> [Figure record listings]
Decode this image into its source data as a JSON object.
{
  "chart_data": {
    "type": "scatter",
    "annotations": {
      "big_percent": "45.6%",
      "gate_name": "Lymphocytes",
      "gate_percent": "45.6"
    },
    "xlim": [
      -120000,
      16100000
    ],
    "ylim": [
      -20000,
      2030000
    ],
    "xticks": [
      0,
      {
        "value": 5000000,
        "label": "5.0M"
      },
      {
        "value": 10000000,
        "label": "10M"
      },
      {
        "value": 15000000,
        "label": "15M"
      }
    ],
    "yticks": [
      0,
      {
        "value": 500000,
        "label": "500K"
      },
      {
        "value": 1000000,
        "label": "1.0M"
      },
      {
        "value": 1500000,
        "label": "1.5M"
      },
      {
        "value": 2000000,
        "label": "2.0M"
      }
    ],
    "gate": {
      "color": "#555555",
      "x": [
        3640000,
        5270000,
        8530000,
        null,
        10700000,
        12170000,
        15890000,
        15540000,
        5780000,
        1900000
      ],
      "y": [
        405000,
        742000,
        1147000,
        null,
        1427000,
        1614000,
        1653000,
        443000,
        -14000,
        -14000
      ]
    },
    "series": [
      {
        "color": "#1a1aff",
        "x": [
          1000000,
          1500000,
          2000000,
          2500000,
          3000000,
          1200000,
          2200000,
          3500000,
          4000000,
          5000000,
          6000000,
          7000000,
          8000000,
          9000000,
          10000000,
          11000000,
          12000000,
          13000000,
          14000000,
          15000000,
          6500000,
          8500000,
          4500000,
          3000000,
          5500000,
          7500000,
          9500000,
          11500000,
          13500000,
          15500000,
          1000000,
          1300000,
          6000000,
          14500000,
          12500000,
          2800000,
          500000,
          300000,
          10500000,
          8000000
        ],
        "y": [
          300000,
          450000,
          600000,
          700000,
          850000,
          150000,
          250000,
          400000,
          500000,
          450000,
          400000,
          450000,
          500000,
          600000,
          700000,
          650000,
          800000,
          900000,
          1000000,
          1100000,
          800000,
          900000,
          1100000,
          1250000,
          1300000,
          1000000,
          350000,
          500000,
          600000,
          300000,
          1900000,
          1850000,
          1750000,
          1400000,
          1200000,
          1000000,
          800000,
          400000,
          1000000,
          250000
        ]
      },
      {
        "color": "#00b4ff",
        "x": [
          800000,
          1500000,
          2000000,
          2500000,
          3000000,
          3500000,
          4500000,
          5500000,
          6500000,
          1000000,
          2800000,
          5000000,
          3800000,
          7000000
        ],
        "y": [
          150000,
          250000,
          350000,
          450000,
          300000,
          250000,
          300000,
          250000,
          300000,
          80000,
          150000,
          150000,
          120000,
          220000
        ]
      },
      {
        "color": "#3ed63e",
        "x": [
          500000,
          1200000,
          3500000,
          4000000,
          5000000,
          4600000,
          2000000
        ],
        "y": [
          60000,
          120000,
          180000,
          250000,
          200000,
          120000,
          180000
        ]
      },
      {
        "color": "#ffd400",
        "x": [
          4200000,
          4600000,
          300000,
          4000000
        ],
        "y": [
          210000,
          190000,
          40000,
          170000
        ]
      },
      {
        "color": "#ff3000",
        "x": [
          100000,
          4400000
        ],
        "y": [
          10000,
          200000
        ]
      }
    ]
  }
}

> [Required work] Please restate the records in full, word for word.

> [Completed task]
Decode this image into its source data as a JSON object.
{
  "chart_data": {
    "type": "scatter",
    "annotations": {
      "big_percent": "45.6%",
      "gate_name": "Lymphocytes",
      "gate_percent": "45.6"
    },
    "xlim": [
      -120000,
      16100000
    ],
    "ylim": [
      -20000,
      2030000
    ],
    "xticks": [
      0,
      {
        "value": 5000000,
        "label": "5.0M"
      },
      {
        "value": 10000000,
        "label": "10M"
      },
      {
        "value": 15000000,
        "label": "15M"
      }
    ],
    "yticks": [
      0,
      {
        "value": 500000,
        "label": "500K"
      },
      {
        "value": 1000000,
        "label": "1.0M"
      },
      {
        "value": 1500000,
        "label": "1.5M"
      },
      {
        "value": 2000000,
        "label": "2.0M"
      }
    ],
    "gate": {
      "color": "#555555",
      "x": [
        3640000,
        5270000,
        8530000,
        null,
        10700000,
        12170000,
        15890000,
        15540000,
        5780000,
        1900000
      ],
      "y": [
        405000,
        742000,
        1147000,
        null,
        1427000,
        1614000,
        1653000,
        443000,
        -14000,
        -14000
      ]
    },
    "series": [
      {
        "color": "#1a1aff",
        "x": [
          1000000,
          1500000,
          2000000,
          2500000,
          3000000,
          1200000,
          2200000,
          3500000,
          4000000,
          5000000,
          6000000,
          7000000,
          8000000,
          9000000,
          10000000,
          11000000,
          12000000,
          13000000,
          14000000,
          15000000,
          6500000,
          8500000,
          4500000,
          3000000,
          5500000,
          7500000,
          9500000,
          11500000,
          13500000,
          15500000,
          1000000,
          1300000,
          6000000,
          14500000,
          12500000,
          2800000,
          500000,
          300000,
          10500000,
          8000000
        ],
        "y": [
          300000,
          450000,
          600000,
          700000,
          850000,
          150000,
          250000,
          400000,
          500000,
          450000,
          400000,
          450000,
          500000,
          600000,
          700000,
          650000,
          800000,
          900000,
          1000000,
          1100000,
          800000,
          900000,
          1100000,
          1250000,
          1300000,
          1000000,
          350000,
          500000,
          600000,
          300000,
          1900000,
          1850000,
          1750000,
          1400000,
          1200000,
          1000000,
          800000,
          400000,
          1000000,
          250000
        ]
      },
      {
        "color": "#00b4ff",
        "x": [
          800000,
          1500000,
          2000000,
          2500000,
          3000000,
          3500000,
          4500000,
          5500000,
          6500000,
          1000000,
          2800000,
          5000000,
          3800000,
          7000000
        ],
        "y": [
          150000,
          250000,
          350000,
          450000,
          300000,
          250000,
          300000,
          250000,
          300000,
          80000,
          150000,
          150000,
          120000,
          220000
        ]
      },
      {
        "color": "#3ed63e",
        "x": [
          500000,
          1200000,
          3500000,
          4000000,
          5000000,
          4600000,
          2000000
        ],
        "y": [
          60000,
          120000,
          180000,
          250000,
          200000,
          120000,
          180000
        ]
      },
      {
        "color": "#ffd400",
        "x": [
          4200000,
          4600000,
          300000,
          4000000
        ],
        "y": [
          210000,
          190000,
          40000,
          170000
        ]
      },
      {
        "color": "#ff3000",
        "x": [
          100000,
          4400000
        ],
        "y": [
          10000,
          200000
        ]
      }
    ]
  }
}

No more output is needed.